begin MATERIAL TO PROCESS
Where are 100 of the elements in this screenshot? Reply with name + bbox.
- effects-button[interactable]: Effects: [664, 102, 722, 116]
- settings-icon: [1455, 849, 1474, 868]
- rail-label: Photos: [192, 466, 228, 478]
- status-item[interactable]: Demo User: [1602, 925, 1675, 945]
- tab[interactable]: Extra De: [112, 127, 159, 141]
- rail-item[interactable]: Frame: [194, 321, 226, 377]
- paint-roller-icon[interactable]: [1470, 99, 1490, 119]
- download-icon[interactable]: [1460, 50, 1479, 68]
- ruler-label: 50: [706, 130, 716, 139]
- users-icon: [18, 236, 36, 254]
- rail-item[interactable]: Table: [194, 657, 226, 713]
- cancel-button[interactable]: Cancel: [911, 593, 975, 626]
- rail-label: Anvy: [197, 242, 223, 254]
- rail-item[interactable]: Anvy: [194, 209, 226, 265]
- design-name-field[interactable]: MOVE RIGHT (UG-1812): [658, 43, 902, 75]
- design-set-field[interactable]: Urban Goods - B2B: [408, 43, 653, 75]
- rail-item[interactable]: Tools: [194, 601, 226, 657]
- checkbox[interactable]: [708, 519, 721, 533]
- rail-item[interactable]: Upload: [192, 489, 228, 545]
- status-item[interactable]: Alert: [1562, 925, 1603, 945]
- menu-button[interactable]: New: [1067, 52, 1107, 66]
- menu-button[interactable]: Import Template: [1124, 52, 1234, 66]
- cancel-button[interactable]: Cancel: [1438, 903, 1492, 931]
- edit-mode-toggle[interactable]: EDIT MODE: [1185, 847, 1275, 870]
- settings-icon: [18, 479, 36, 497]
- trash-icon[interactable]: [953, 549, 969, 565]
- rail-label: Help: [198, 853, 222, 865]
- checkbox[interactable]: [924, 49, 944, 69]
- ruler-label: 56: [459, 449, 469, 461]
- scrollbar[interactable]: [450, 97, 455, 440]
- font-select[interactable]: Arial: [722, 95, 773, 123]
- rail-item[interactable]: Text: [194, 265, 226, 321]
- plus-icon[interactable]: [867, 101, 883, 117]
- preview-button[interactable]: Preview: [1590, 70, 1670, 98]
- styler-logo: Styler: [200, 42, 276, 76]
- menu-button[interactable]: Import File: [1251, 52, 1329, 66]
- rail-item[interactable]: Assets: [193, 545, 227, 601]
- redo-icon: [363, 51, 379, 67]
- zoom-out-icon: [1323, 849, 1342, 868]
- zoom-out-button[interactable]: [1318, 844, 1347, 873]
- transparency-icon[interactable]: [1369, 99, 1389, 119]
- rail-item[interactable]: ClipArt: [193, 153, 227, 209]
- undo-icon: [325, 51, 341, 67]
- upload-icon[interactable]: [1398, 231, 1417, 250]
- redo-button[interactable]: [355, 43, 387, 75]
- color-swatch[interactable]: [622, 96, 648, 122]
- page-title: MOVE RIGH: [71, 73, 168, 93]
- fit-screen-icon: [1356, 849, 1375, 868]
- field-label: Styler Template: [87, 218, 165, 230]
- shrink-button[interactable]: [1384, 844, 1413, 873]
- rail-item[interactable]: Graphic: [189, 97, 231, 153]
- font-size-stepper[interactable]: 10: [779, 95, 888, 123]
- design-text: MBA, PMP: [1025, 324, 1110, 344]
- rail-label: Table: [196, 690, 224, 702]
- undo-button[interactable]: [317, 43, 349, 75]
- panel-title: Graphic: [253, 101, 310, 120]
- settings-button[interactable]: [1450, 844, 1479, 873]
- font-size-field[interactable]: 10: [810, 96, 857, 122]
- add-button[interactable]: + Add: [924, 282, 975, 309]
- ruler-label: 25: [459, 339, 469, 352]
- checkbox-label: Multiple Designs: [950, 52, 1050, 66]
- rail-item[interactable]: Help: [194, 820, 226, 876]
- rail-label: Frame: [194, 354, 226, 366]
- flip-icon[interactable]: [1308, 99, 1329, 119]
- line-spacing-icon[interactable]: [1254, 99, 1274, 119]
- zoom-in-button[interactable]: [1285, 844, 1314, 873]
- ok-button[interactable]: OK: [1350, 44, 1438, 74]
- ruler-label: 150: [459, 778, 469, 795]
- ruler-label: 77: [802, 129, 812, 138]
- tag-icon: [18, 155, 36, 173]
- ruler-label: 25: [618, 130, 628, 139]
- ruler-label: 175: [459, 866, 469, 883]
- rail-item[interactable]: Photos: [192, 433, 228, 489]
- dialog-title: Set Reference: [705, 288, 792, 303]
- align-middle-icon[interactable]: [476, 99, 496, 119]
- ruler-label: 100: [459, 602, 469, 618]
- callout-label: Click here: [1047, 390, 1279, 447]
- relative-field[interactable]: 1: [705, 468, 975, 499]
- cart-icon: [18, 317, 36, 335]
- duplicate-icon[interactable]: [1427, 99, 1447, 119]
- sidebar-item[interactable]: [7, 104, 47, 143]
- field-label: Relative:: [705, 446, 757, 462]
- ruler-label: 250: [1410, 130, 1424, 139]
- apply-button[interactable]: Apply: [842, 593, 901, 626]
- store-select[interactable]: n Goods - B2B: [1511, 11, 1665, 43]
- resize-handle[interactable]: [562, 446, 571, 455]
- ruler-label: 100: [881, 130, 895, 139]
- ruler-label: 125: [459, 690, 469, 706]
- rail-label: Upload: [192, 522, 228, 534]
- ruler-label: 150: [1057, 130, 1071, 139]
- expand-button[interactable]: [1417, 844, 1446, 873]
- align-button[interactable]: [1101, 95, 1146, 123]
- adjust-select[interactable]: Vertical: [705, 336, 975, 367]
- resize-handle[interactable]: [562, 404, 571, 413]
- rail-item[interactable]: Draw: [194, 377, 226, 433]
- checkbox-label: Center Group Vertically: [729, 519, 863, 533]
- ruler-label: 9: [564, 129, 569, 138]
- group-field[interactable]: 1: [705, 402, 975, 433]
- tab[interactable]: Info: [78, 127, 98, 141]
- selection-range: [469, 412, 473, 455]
end MATERIAL TO PROCESS
GOAL OF THE EXERCISE
Copy the entries above line for line, with no changes.

RESPONSE TO THE TASK
Where are 100 of the elements in this screenshot? Reply with name + bbox.
- effects-button[interactable]: Effects: [664, 102, 722, 116]
- settings-icon: [1455, 849, 1474, 868]
- rail-label: Photos: [192, 466, 228, 478]
- status-item[interactable]: Demo User: [1602, 925, 1675, 945]
- tab[interactable]: Extra De: [112, 127, 159, 141]
- rail-item[interactable]: Frame: [194, 321, 226, 377]
- paint-roller-icon[interactable]: [1470, 99, 1490, 119]
- download-icon[interactable]: [1460, 50, 1479, 68]
- ruler-label: 50: [706, 130, 716, 139]
- users-icon: [18, 236, 36, 254]
- rail-item[interactable]: Table: [194, 657, 226, 713]
- cancel-button[interactable]: Cancel: [911, 593, 975, 626]
- rail-label: Anvy: [197, 242, 223, 254]
- rail-item[interactable]: Anvy: [194, 209, 226, 265]
- design-name-field[interactable]: MOVE RIGHT (UG-1812): [658, 43, 902, 75]
- design-set-field[interactable]: Urban Goods - B2B: [408, 43, 653, 75]
- rail-item[interactable]: Tools: [194, 601, 226, 657]
- checkbox[interactable]: [708, 519, 721, 533]
- rail-item[interactable]: Upload: [192, 489, 228, 545]
- status-item[interactable]: Alert: [1562, 925, 1603, 945]
- menu-button[interactable]: New: [1067, 52, 1107, 66]
- menu-button[interactable]: Import Template: [1124, 52, 1234, 66]
- cancel-button[interactable]: Cancel: [1438, 903, 1492, 931]
- edit-mode-toggle[interactable]: EDIT MODE: [1185, 847, 1275, 870]
- settings-icon: [18, 479, 36, 497]
- trash-icon[interactable]: [953, 549, 969, 565]
- rail-label: Help: [198, 853, 222, 865]
- checkbox[interactable]: [924, 49, 944, 69]
- ruler-label: 56: [459, 449, 469, 461]
- scrollbar[interactable]: [450, 97, 455, 440]
- font-select[interactable]: Arial: [722, 95, 773, 123]
- rail-item[interactable]: Text: [194, 265, 226, 321]
- plus-icon[interactable]: [867, 101, 883, 117]
- preview-button[interactable]: Preview: [1590, 70, 1670, 98]
- styler-logo: Styler: [200, 42, 276, 76]
- menu-button[interactable]: Import File: [1251, 52, 1329, 66]
- rail-item[interactable]: Assets: [193, 545, 227, 601]
- redo-icon: [363, 51, 379, 67]
- zoom-out-icon: [1323, 849, 1342, 868]
- zoom-out-button[interactable]: [1318, 844, 1347, 873]
- transparency-icon[interactable]: [1369, 99, 1389, 119]
- rail-item[interactable]: ClipArt: [193, 153, 227, 209]
- undo-icon: [325, 51, 341, 67]
- upload-icon[interactable]: [1398, 231, 1417, 250]
- redo-button[interactable]: [355, 43, 387, 75]
- color-swatch[interactable]: [622, 96, 648, 122]
- page-title: MOVE RIGH: [71, 73, 168, 93]
- fit-screen-icon: [1356, 849, 1375, 868]
- field-label: Styler Template: [87, 218, 165, 230]
- shrink-button[interactable]: [1384, 844, 1413, 873]
- rail-item[interactable]: Graphic: [189, 97, 231, 153]
- font-size-stepper[interactable]: 10: [779, 95, 888, 123]
- design-text: MBA, PMP: [1025, 324, 1110, 344]
- rail-label: Table: [196, 690, 224, 702]
- undo-button[interactable]: [317, 43, 349, 75]
- panel-title: Graphic: [253, 101, 310, 120]
- settings-button[interactable]: [1450, 844, 1479, 873]
- font-size-field[interactable]: 10: [810, 96, 857, 122]
- add-button[interactable]: + Add: [924, 282, 975, 309]
- ruler-label: 25: [459, 339, 469, 352]
- checkbox-label: Multiple Designs: [950, 52, 1050, 66]
- rail-item[interactable]: Help: [194, 820, 226, 876]
- rail-label: Frame: [194, 354, 226, 366]
- flip-icon[interactable]: [1308, 99, 1329, 119]
- line-spacing-icon[interactable]: [1254, 99, 1274, 119]
- zoom-in-button[interactable]: [1285, 844, 1314, 873]
- ok-button[interactable]: OK: [1350, 44, 1438, 74]
- ruler-label: 150: [459, 778, 469, 795]
- ruler-label: 77: [802, 129, 812, 138]
- tag-icon: [18, 155, 36, 173]
- ruler-label: 25: [618, 130, 628, 139]
- ruler-label: 175: [459, 866, 469, 883]
- rail-item[interactable]: Photos: [192, 433, 228, 489]
- dialog-title: Set Reference: [705, 288, 792, 303]
- align-middle-icon[interactable]: [476, 99, 496, 119]
- ruler-label: 100: [459, 602, 469, 618]
- callout-label: Click here: [1047, 390, 1279, 447]
- relative-field[interactable]: 1: [705, 468, 975, 499]
- cart-icon: [18, 317, 36, 335]
- duplicate-icon[interactable]: [1427, 99, 1447, 119]
- sidebar-item[interactable]: [7, 104, 47, 143]
- field-label: Relative:: [705, 446, 757, 462]
- ruler-label: 250: [1410, 130, 1424, 139]
- apply-button[interactable]: Apply: [842, 593, 901, 626]
- store-select[interactable]: n Goods - B2B: [1511, 11, 1665, 43]
- resize-handle[interactable]: [562, 446, 571, 455]
- ruler-label: 100: [881, 130, 895, 139]
- ruler-label: 125: [459, 690, 469, 706]
- rail-label: Upload: [192, 522, 228, 534]
- ruler-label: 150: [1057, 130, 1071, 139]
- expand-button[interactable]: [1417, 844, 1446, 873]
- align-button[interactable]: [1101, 95, 1146, 123]
- adjust-select[interactable]: Vertical: [705, 336, 975, 367]
- resize-handle[interactable]: [562, 404, 571, 413]
- rail-item[interactable]: Draw: [194, 377, 226, 433]
- checkbox-label: Center Group Vertically: [729, 519, 863, 533]
- ruler-label: 9: [564, 129, 569, 138]
- group-field[interactable]: 1: [705, 402, 975, 433]
- tab[interactable]: Info: [78, 127, 98, 141]
- selection-range: [469, 412, 473, 455]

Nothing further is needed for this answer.